# GIVEN INSTRUCTION
Quote the entries word for word. Omit the pictures.

# Collection entries
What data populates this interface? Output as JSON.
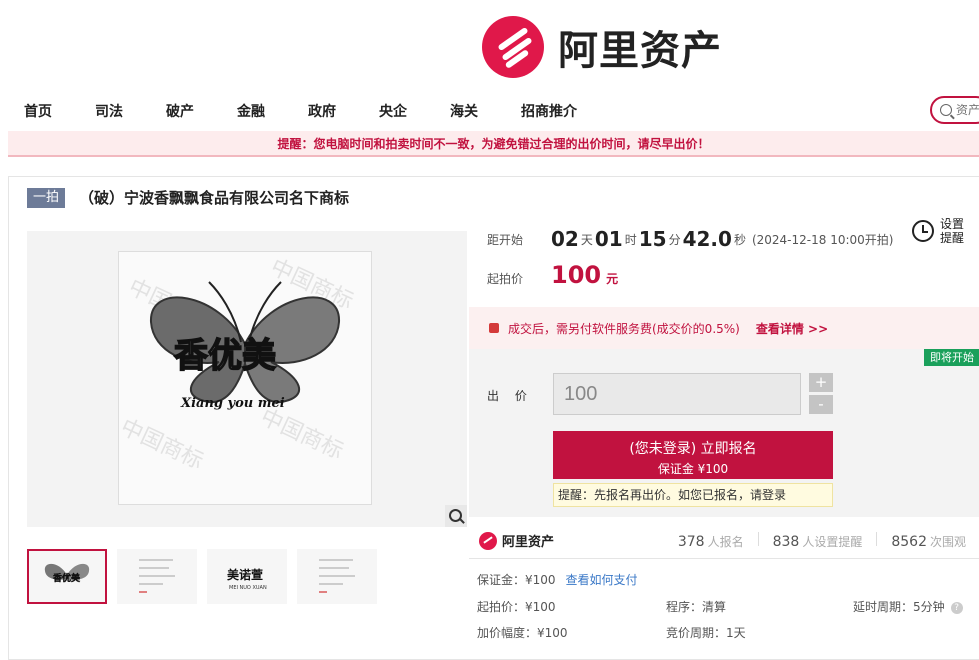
{
  "brand": {
    "name": "阿里资产"
  },
  "nav": {
    "items": [
      {
        "label": "首页"
      },
      {
        "label": "司法"
      },
      {
        "label": "破产"
      },
      {
        "label": "金融"
      },
      {
        "label": "政府"
      },
      {
        "label": "央企"
      },
      {
        "label": "海关"
      },
      {
        "label": "招商推介"
      }
    ],
    "search_placeholder": "资产"
  },
  "warning": {
    "text": "提醒：您电脑时间和拍卖时间不一致，为避免错过合理的出价时间，请尽早出价！"
  },
  "item": {
    "tag": "一拍",
    "title": "（破）宁波香飘飘食品有限公司名下商标",
    "image_texts": {
      "brand_cn": "香优美",
      "brand_pinyin": "Xiang you mei",
      "watermark": "中国商标"
    },
    "thumbnails": [
      {
        "label": "香优美"
      },
      {
        "label": ""
      },
      {
        "label": "美诺萱",
        "sub": "MEI NUO XUAN"
      },
      {
        "label": ""
      }
    ]
  },
  "countdown": {
    "label": "距开始",
    "days": "02",
    "days_unit": "天",
    "hours": "01",
    "hours_unit": "时",
    "minutes": "15",
    "minutes_unit": "分",
    "seconds": "42.0",
    "seconds_unit": "秒",
    "start_note": "(2024-12-18 10:00开拍)"
  },
  "reminder": {
    "label": "设置提醒"
  },
  "price": {
    "label": "起拍价",
    "value": "100",
    "unit": "元"
  },
  "fee": {
    "text": "成交后，需另付软件服务费(成交价的0.5%)",
    "link": "查看详情 >>"
  },
  "bid": {
    "status_badge": "即将开始",
    "label": "出 价",
    "value": "100",
    "plus": "+",
    "minus": "-",
    "register_line1": "(您未登录) 立即报名",
    "register_line2": "保证金 ¥100",
    "tip": "提醒：先报名再出价。如您已报名，请登录"
  },
  "stats": {
    "signups": "378",
    "signups_label": "人报名",
    "reminders": "838",
    "reminders_label": "人设置提醒",
    "views": "8562",
    "views_label": "次围观"
  },
  "details": {
    "deposit": "保证金：¥100",
    "pay_link": "查看如何支付",
    "start_price": "起拍价：¥100",
    "procedure": "程序：清算",
    "delay": "延时周期：5分钟",
    "increment": "加价幅度：¥100",
    "cycle": "竞价周期：1天"
  },
  "colors": {
    "accent": "#c1123f",
    "brand": "#e0184a",
    "badge_green": "#1aa05b"
  }
}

# WRITTEN REPLY
What data populates this interface? Output as JSON.
{
  "brand": {
    "name": "阿里资产"
  },
  "nav": {
    "items": [
      {
        "label": "首页"
      },
      {
        "label": "司法"
      },
      {
        "label": "破产"
      },
      {
        "label": "金融"
      },
      {
        "label": "政府"
      },
      {
        "label": "央企"
      },
      {
        "label": "海关"
      },
      {
        "label": "招商推介"
      }
    ],
    "search_placeholder": "资产"
  },
  "warning": {
    "text": "提醒：您电脑时间和拍卖时间不一致，为避免错过合理的出价时间，请尽早出价！"
  },
  "item": {
    "tag": "一拍",
    "title": "（破）宁波香飘飘食品有限公司名下商标",
    "image_texts": {
      "brand_cn": "香优美",
      "brand_pinyin": "Xiang you mei",
      "watermark": "中国商标"
    },
    "thumbnails": [
      {
        "label": "香优美"
      },
      {
        "label": ""
      },
      {
        "label": "美诺萱",
        "sub": "MEI NUO XUAN"
      },
      {
        "label": ""
      }
    ]
  },
  "countdown": {
    "label": "距开始",
    "days": "02",
    "days_unit": "天",
    "hours": "01",
    "hours_unit": "时",
    "minutes": "15",
    "minutes_unit": "分",
    "seconds": "42.0",
    "seconds_unit": "秒",
    "start_note": "(2024-12-18 10:00开拍)"
  },
  "reminder": {
    "label": "设置提醒"
  },
  "price": {
    "label": "起拍价",
    "value": "100",
    "unit": "元"
  },
  "fee": {
    "text": "成交后，需另付软件服务费(成交价的0.5%)",
    "link": "查看详情 >>"
  },
  "bid": {
    "status_badge": "即将开始",
    "label": "出 价",
    "value": "100",
    "plus": "+",
    "minus": "-",
    "register_line1": "(您未登录) 立即报名",
    "register_line2": "保证金 ¥100",
    "tip": "提醒：先报名再出价。如您已报名，请登录"
  },
  "stats": {
    "signups": "378",
    "signups_label": "人报名",
    "reminders": "838",
    "reminders_label": "人设置提醒",
    "views": "8562",
    "views_label": "次围观"
  },
  "details": {
    "deposit": "保证金：¥100",
    "pay_link": "查看如何支付",
    "start_price": "起拍价：¥100",
    "procedure": "程序：清算",
    "delay": "延时周期：5分钟",
    "increment": "加价幅度：¥100",
    "cycle": "竞价周期：1天"
  },
  "colors": {
    "accent": "#c1123f",
    "brand": "#e0184a",
    "badge_green": "#1aa05b"
  }
}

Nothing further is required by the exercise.